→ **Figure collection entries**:
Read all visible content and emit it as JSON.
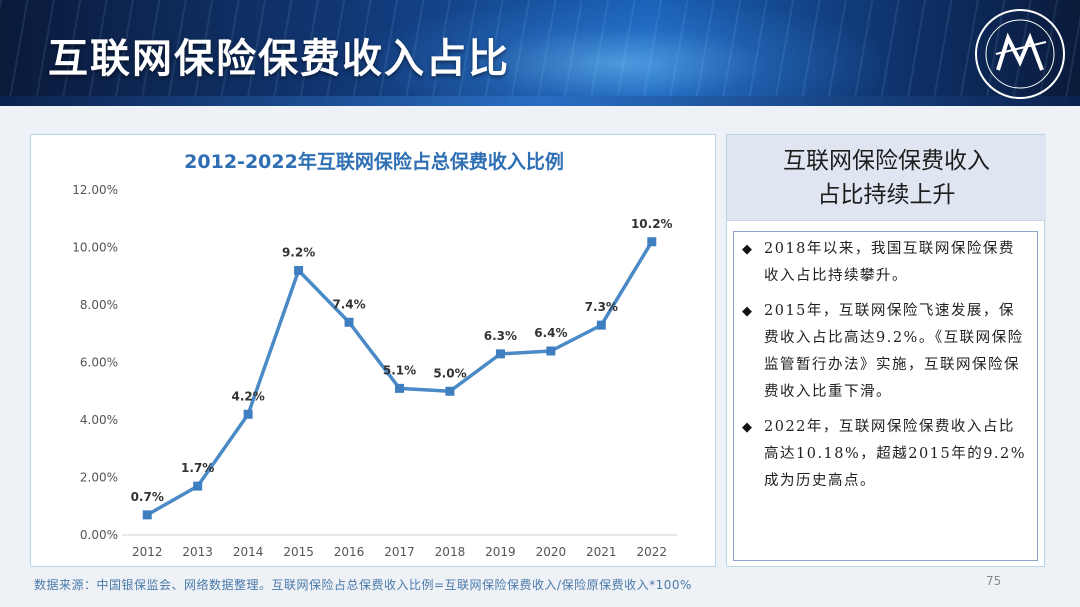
{
  "header": {
    "title": "互联网保险保费收入占比"
  },
  "chart_data": {
    "type": "line",
    "title": "2012-2022年互联网保险占总保费收入比例",
    "xlabel": "",
    "ylabel": "",
    "categories": [
      "2012",
      "2013",
      "2014",
      "2015",
      "2016",
      "2017",
      "2018",
      "2019",
      "2020",
      "2021",
      "2022"
    ],
    "values": [
      0.7,
      1.7,
      4.2,
      9.2,
      7.4,
      5.1,
      5.0,
      6.3,
      6.4,
      7.3,
      10.2
    ],
    "data_labels": [
      "0.7%",
      "1.7%",
      "4.2%",
      "9.2%",
      "7.4%",
      "5.1%",
      "5.0%",
      "6.3%",
      "6.4%",
      "7.3%",
      "10.2%"
    ],
    "ylim": [
      0,
      12
    ],
    "y_ticks": [
      "0.00%",
      "2.00%",
      "4.00%",
      "6.00%",
      "8.00%",
      "10.00%",
      "12.00%"
    ],
    "grid": false,
    "line_color": "#4a8ac6",
    "marker_color": "#3f7fc0",
    "title_color": "#2f6fb3"
  },
  "side": {
    "heading_line1": "互联网保险保费收入",
    "heading_line2": "占比持续上升",
    "bullets": [
      "2018年以来，我国互联网保险保费收入占比持续攀升。",
      "2015年，互联网保险飞速发展，保费收入占比高达9.2%。《互联网保险监管暂行办法》实施，互联网保险保费收入比重下滑。",
      "2022年，互联网保险保费收入占比高达10.18%，超越2015年的9.2%成为历史高点。"
    ],
    "bullet_icon": "diamond-bullet-icon"
  },
  "footer": {
    "source": "数据来源：中国银保监会、网络数据整理。互联网保险占总保费收入比例=互联网保险保费收入/保险原保费收入*100%",
    "page_number": "75"
  },
  "colors": {
    "accent": "#2f6fb3",
    "header_dark": "#0a1a3a",
    "panel_border": "#b9d4e6"
  }
}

→ **What this task involves**: Without the pictures, retype the whole of the material above exactly.

→ **Solved problem**:
Read all visible content and emit it as JSON.
{
  "header": {
    "title": "互联网保险保费收入占比"
  },
  "chart_data": {
    "type": "line",
    "title": "2012-2022年互联网保险占总保费收入比例",
    "xlabel": "",
    "ylabel": "",
    "categories": [
      "2012",
      "2013",
      "2014",
      "2015",
      "2016",
      "2017",
      "2018",
      "2019",
      "2020",
      "2021",
      "2022"
    ],
    "values": [
      0.7,
      1.7,
      4.2,
      9.2,
      7.4,
      5.1,
      5.0,
      6.3,
      6.4,
      7.3,
      10.2
    ],
    "data_labels": [
      "0.7%",
      "1.7%",
      "4.2%",
      "9.2%",
      "7.4%",
      "5.1%",
      "5.0%",
      "6.3%",
      "6.4%",
      "7.3%",
      "10.2%"
    ],
    "ylim": [
      0,
      12
    ],
    "y_ticks": [
      "0.00%",
      "2.00%",
      "4.00%",
      "6.00%",
      "8.00%",
      "10.00%",
      "12.00%"
    ],
    "grid": false,
    "line_color": "#4a8ac6",
    "marker_color": "#3f7fc0",
    "title_color": "#2f6fb3"
  },
  "side": {
    "heading_line1": "互联网保险保费收入",
    "heading_line2": "占比持续上升",
    "bullets": [
      "2018年以来，我国互联网保险保费收入占比持续攀升。",
      "2015年，互联网保险飞速发展，保费收入占比高达9.2%。《互联网保险监管暂行办法》实施，互联网保险保费收入比重下滑。",
      "2022年，互联网保险保费收入占比高达10.18%，超越2015年的9.2%成为历史高点。"
    ],
    "bullet_icon": "diamond-bullet-icon"
  },
  "footer": {
    "source": "数据来源：中国银保监会、网络数据整理。互联网保险占总保费收入比例=互联网保险保费收入/保险原保费收入*100%",
    "page_number": "75"
  },
  "colors": {
    "accent": "#2f6fb3",
    "header_dark": "#0a1a3a",
    "panel_border": "#b9d4e6"
  }
}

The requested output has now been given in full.